▸ **AIM**
Give back each entry unchanged, minus pictures.

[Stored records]
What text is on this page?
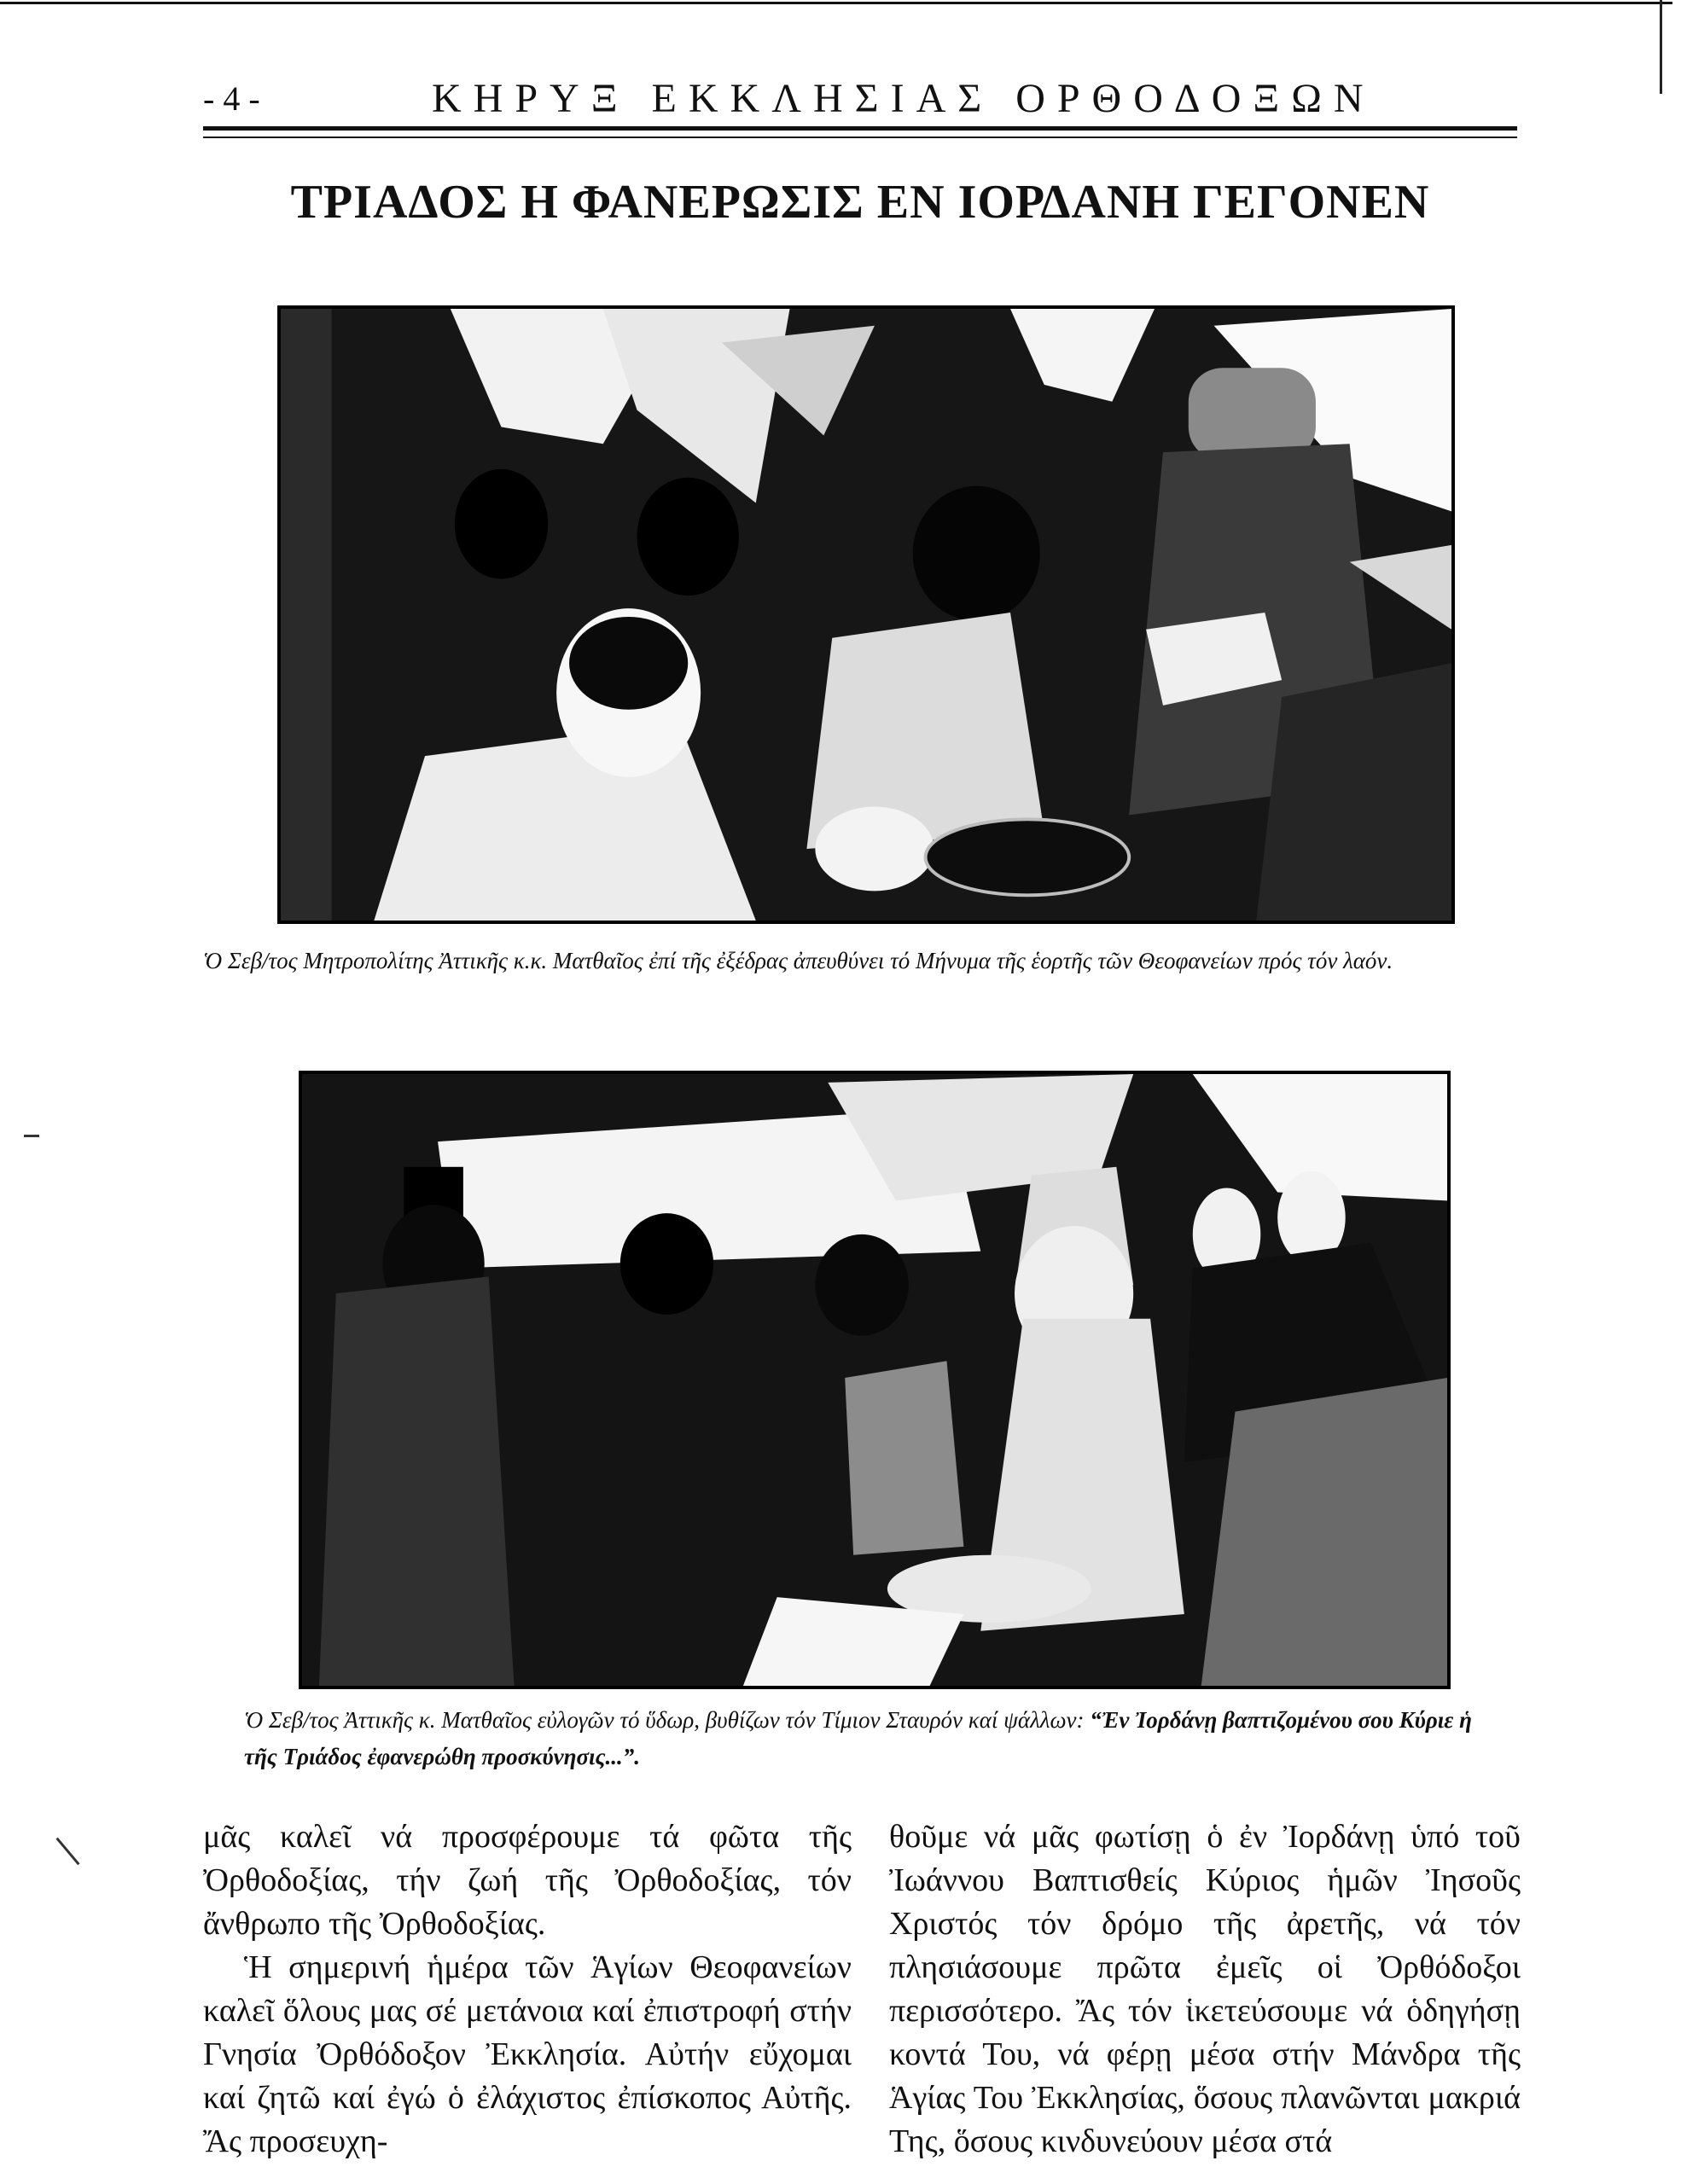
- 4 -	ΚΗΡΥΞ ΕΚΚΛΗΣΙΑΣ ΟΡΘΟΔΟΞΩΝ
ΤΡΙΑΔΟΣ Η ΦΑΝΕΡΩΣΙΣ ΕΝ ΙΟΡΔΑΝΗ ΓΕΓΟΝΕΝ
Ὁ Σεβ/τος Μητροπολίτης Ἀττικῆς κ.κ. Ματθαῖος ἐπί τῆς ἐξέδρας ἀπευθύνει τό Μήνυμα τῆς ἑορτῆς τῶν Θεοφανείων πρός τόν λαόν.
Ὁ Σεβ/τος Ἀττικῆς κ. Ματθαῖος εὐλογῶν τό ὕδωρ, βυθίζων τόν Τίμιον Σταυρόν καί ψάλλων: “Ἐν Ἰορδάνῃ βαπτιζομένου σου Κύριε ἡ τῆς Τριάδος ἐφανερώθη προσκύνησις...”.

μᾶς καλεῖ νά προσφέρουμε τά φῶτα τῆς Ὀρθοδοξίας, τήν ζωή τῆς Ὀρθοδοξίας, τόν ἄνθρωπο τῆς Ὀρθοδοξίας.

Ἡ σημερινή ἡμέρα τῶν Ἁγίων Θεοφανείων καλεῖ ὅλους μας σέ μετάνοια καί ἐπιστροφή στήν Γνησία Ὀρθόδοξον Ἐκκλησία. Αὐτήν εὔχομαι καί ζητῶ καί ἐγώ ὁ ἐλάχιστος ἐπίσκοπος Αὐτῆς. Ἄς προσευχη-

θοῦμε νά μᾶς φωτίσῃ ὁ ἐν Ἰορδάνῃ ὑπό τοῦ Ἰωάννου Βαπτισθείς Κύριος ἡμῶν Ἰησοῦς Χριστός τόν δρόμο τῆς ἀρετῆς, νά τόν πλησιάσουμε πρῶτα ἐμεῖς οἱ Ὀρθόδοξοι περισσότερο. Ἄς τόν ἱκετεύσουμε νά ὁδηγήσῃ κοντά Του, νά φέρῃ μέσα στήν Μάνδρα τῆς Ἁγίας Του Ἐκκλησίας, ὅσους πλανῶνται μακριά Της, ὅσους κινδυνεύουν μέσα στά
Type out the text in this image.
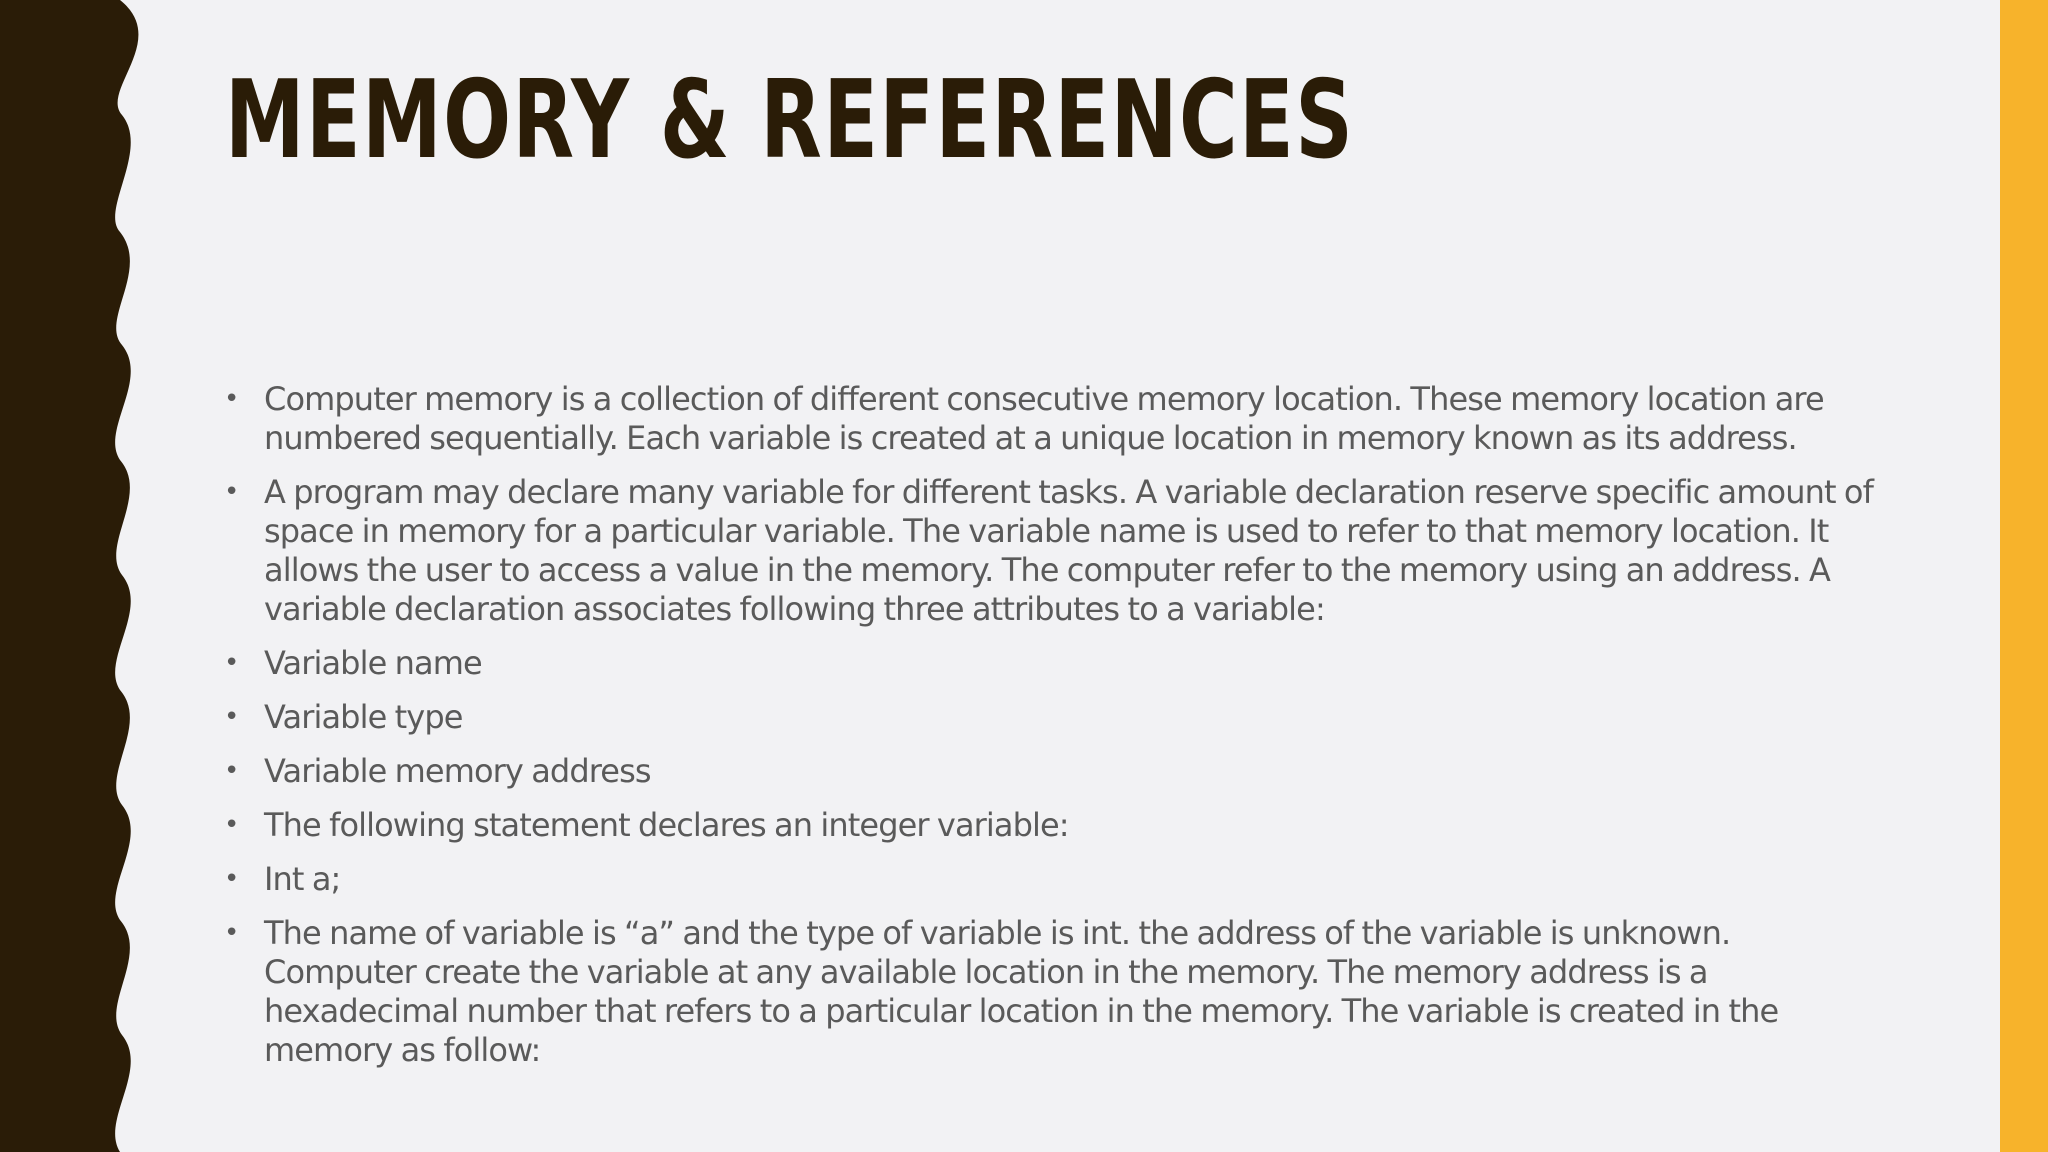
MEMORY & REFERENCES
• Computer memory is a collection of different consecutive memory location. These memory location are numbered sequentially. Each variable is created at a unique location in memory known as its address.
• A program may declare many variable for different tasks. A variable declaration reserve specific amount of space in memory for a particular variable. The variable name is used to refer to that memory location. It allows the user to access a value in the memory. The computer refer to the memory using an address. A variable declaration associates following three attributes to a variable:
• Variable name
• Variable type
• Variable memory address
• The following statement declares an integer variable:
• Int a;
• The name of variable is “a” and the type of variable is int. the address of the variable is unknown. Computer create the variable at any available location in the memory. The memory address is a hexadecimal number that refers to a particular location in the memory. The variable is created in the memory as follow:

▸ **WRITTEN RESPONSE**
What text is on this page?
- 4 -	ΚΗΡΥΞ ΕΚΚΛΗΣΙΑΣ ΟΡΘΟΔΟΞΩΝ
ΤΡΙΑΔΟΣ Η ΦΑΝΕΡΩΣΙΣ ΕΝ ΙΟΡΔΑΝΗ ΓΕΓΟΝΕΝ
Ὁ Σεβ/τος Μητροπολίτης Ἀττικῆς κ.κ. Ματθαῖος ἐπί τῆς ἐξέδρας ἀπευθύνει τό Μήνυμα τῆς ἑορτῆς τῶν Θεοφανείων πρός τόν λαόν.
Ὁ Σεβ/τος Ἀττικῆς κ. Ματθαῖος εὐλογῶν τό ὕδωρ, βυθίζων τόν Τίμιον Σταυρόν καί ψάλλων: “Ἐν Ἰορδάνῃ βαπτιζομένου σου Κύριε ἡ τῆς Τριάδος ἐφανερώθη προσκύνησις...”.

μᾶς καλεῖ νά προσφέρουμε τά φῶτα τῆς Ὀρθοδοξίας, τήν ζωή τῆς Ὀρθοδοξίας, τόν ἄνθρωπο τῆς Ὀρθοδοξίας.

Ἡ σημερινή ἡμέρα τῶν Ἁγίων Θεοφανείων καλεῖ ὅλους μας σέ μετάνοια καί ἐπιστροφή στήν Γνησία Ὀρθόδοξον Ἐκκλησία. Αὐτήν εὔχομαι καί ζητῶ καί ἐγώ ὁ ἐλάχιστος ἐπίσκοπος Αὐτῆς. Ἄς προσευχη-

θοῦμε νά μᾶς φωτίσῃ ὁ ἐν Ἰορδάνῃ ὑπό τοῦ Ἰωάννου Βαπτισθείς Κύριος ἡμῶν Ἰησοῦς Χριστός τόν δρόμο τῆς ἀρετῆς, νά τόν πλησιάσουμε πρῶτα ἐμεῖς οἱ Ὀρθόδοξοι περισσότερο. Ἄς τόν ἱκετεύσουμε νά ὁδηγήσῃ κοντά Του, νά φέρῃ μέσα στήν Μάνδρα τῆς Ἁγίας Του Ἐκκλησίας, ὅσους πλανῶνται μακριά Της, ὅσους κινδυνεύουν μέσα στά
Type out the text in this image.
MEMORY & REFERENCES
• Computer memory is a collection of different consecutive memory location. These memory location are numbered sequentially. Each variable is created at a unique location in memory known as its address.
• A program may declare many variable for different tasks. A variable declaration reserve specific amount of space in memory for a particular variable. The variable name is used to refer to that memory location. It allows the user to access a value in the memory. The computer refer to the memory using an address. A variable declaration associates following three attributes to a variable:
• Variable name
• Variable type
• Variable memory address
• The following statement declares an integer variable:
• Int a;
• The name of variable is “a” and the type of variable is int. the address of the variable is unknown. Computer create the variable at any available location in the memory. The memory address is a hexadecimal number that refers to a particular location in the memory. The variable is created in the memory as follow:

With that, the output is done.